→ **INSTRUCTIONS TO FOLLOW**
Restate, word for word, every line of the data.

→ **RECORDS FOR THIS TASK**
____
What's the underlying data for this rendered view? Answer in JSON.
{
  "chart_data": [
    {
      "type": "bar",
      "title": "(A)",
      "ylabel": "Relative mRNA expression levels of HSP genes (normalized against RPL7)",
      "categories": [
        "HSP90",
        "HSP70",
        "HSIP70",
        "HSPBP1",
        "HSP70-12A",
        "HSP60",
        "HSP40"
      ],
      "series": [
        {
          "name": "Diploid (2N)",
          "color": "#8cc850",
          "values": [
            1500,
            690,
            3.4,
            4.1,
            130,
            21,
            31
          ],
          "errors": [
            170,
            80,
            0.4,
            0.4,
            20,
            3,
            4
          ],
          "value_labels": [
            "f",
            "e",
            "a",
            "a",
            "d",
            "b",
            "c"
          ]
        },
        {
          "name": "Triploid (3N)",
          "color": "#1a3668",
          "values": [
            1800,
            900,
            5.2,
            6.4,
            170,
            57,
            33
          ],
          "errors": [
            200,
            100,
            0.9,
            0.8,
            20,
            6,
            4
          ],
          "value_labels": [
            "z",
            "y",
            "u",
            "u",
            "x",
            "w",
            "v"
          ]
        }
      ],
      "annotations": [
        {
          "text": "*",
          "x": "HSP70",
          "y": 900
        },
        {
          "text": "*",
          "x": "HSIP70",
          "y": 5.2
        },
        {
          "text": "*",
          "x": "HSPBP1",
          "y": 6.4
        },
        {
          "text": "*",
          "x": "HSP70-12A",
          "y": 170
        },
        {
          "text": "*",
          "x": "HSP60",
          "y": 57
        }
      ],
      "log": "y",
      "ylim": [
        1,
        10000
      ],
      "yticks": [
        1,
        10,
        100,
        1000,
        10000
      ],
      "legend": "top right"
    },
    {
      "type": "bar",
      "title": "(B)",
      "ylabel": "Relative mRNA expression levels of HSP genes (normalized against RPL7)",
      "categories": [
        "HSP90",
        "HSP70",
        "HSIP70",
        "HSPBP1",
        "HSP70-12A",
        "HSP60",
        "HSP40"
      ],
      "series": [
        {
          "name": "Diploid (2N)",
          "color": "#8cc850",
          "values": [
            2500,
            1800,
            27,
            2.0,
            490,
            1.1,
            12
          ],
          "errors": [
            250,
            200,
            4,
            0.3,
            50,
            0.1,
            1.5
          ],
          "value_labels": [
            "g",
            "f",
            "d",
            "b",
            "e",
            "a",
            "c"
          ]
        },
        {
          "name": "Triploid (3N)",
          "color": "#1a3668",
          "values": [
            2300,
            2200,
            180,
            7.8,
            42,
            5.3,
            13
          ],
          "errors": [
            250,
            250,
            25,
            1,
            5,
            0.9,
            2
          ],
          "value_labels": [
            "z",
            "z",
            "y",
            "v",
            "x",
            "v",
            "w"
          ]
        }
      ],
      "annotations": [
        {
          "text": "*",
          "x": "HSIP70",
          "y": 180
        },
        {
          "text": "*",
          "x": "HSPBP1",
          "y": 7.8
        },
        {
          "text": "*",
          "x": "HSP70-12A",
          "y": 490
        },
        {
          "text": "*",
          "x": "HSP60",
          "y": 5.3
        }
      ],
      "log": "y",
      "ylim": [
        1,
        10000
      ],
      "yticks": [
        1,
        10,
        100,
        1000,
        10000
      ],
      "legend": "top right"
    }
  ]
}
____
→ **FINISHED TASK**
What's the underlying data for this rendered view? Answer in JSON.
{
  "chart_data": [
    {
      "type": "bar",
      "title": "(A)",
      "ylabel": "Relative mRNA expression levels of HSP genes (normalized against RPL7)",
      "categories": [
        "HSP90",
        "HSP70",
        "HSIP70",
        "HSPBP1",
        "HSP70-12A",
        "HSP60",
        "HSP40"
      ],
      "series": [
        {
          "name": "Diploid (2N)",
          "color": "#8cc850",
          "values": [
            1500,
            690,
            3.4,
            4.1,
            130,
            21,
            31
          ],
          "errors": [
            170,
            80,
            0.4,
            0.4,
            20,
            3,
            4
          ],
          "value_labels": [
            "f",
            "e",
            "a",
            "a",
            "d",
            "b",
            "c"
          ]
        },
        {
          "name": "Triploid (3N)",
          "color": "#1a3668",
          "values": [
            1800,
            900,
            5.2,
            6.4,
            170,
            57,
            33
          ],
          "errors": [
            200,
            100,
            0.9,
            0.8,
            20,
            6,
            4
          ],
          "value_labels": [
            "z",
            "y",
            "u",
            "u",
            "x",
            "w",
            "v"
          ]
        }
      ],
      "annotations": [
        {
          "text": "*",
          "x": "HSP70",
          "y": 900
        },
        {
          "text": "*",
          "x": "HSIP70",
          "y": 5.2
        },
        {
          "text": "*",
          "x": "HSPBP1",
          "y": 6.4
        },
        {
          "text": "*",
          "x": "HSP70-12A",
          "y": 170
        },
        {
          "text": "*",
          "x": "HSP60",
          "y": 57
        }
      ],
      "log": "y",
      "ylim": [
        1,
        10000
      ],
      "yticks": [
        1,
        10,
        100,
        1000,
        10000
      ],
      "legend": "top right"
    },
    {
      "type": "bar",
      "title": "(B)",
      "ylabel": "Relative mRNA expression levels of HSP genes (normalized against RPL7)",
      "categories": [
        "HSP90",
        "HSP70",
        "HSIP70",
        "HSPBP1",
        "HSP70-12A",
        "HSP60",
        "HSP40"
      ],
      "series": [
        {
          "name": "Diploid (2N)",
          "color": "#8cc850",
          "values": [
            2500,
            1800,
            27,
            2.0,
            490,
            1.1,
            12
          ],
          "errors": [
            250,
            200,
            4,
            0.3,
            50,
            0.1,
            1.5
          ],
          "value_labels": [
            "g",
            "f",
            "d",
            "b",
            "e",
            "a",
            "c"
          ]
        },
        {
          "name": "Triploid (3N)",
          "color": "#1a3668",
          "values": [
            2300,
            2200,
            180,
            7.8,
            42,
            5.3,
            13
          ],
          "errors": [
            250,
            250,
            25,
            1,
            5,
            0.9,
            2
          ],
          "value_labels": [
            "z",
            "z",
            "y",
            "v",
            "x",
            "v",
            "w"
          ]
        }
      ],
      "annotations": [
        {
          "text": "*",
          "x": "HSIP70",
          "y": 180
        },
        {
          "text": "*",
          "x": "HSPBP1",
          "y": 7.8
        },
        {
          "text": "*",
          "x": "HSP70-12A",
          "y": 490
        },
        {
          "text": "*",
          "x": "HSP60",
          "y": 5.3
        }
      ],
      "log": "y",
      "ylim": [
        1,
        10000
      ],
      "yticks": [
        1,
        10,
        100,
        1000,
        10000
      ],
      "legend": "top right"
    }
  ]
}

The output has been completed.